#### DATA ENTRIES ####

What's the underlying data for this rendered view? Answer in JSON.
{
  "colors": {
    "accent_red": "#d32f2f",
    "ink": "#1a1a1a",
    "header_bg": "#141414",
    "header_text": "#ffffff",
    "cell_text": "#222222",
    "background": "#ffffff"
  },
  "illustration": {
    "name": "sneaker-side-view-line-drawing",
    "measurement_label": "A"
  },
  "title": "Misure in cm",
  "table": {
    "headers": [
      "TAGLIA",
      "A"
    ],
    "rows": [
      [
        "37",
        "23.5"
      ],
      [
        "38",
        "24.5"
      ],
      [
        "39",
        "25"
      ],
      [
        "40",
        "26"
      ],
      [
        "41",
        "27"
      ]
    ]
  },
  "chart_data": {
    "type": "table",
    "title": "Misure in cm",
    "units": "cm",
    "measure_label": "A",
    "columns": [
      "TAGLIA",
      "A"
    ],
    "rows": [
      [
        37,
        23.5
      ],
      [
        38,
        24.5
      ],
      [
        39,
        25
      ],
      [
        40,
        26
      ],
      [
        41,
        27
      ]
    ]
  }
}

####

Retype the material above, line by line, exactly.

◆ **SOLVED EXERCISE**:
What's the underlying data for this rendered view? Answer in JSON.
{
  "colors": {
    "accent_red": "#d32f2f",
    "ink": "#1a1a1a",
    "header_bg": "#141414",
    "header_text": "#ffffff",
    "cell_text": "#222222",
    "background": "#ffffff"
  },
  "illustration": {
    "name": "sneaker-side-view-line-drawing",
    "measurement_label": "A"
  },
  "title": "Misure in cm",
  "table": {
    "headers": [
      "TAGLIA",
      "A"
    ],
    "rows": [
      [
        "37",
        "23.5"
      ],
      [
        "38",
        "24.5"
      ],
      [
        "39",
        "25"
      ],
      [
        "40",
        "26"
      ],
      [
        "41",
        "27"
      ]
    ]
  },
  "chart_data": {
    "type": "table",
    "title": "Misure in cm",
    "units": "cm",
    "measure_label": "A",
    "columns": [
      "TAGLIA",
      "A"
    ],
    "rows": [
      [
        37,
        23.5
      ],
      [
        38,
        24.5
      ],
      [
        39,
        25
      ],
      [
        40,
        26
      ],
      [
        41,
        27
      ]
    ]
  }
}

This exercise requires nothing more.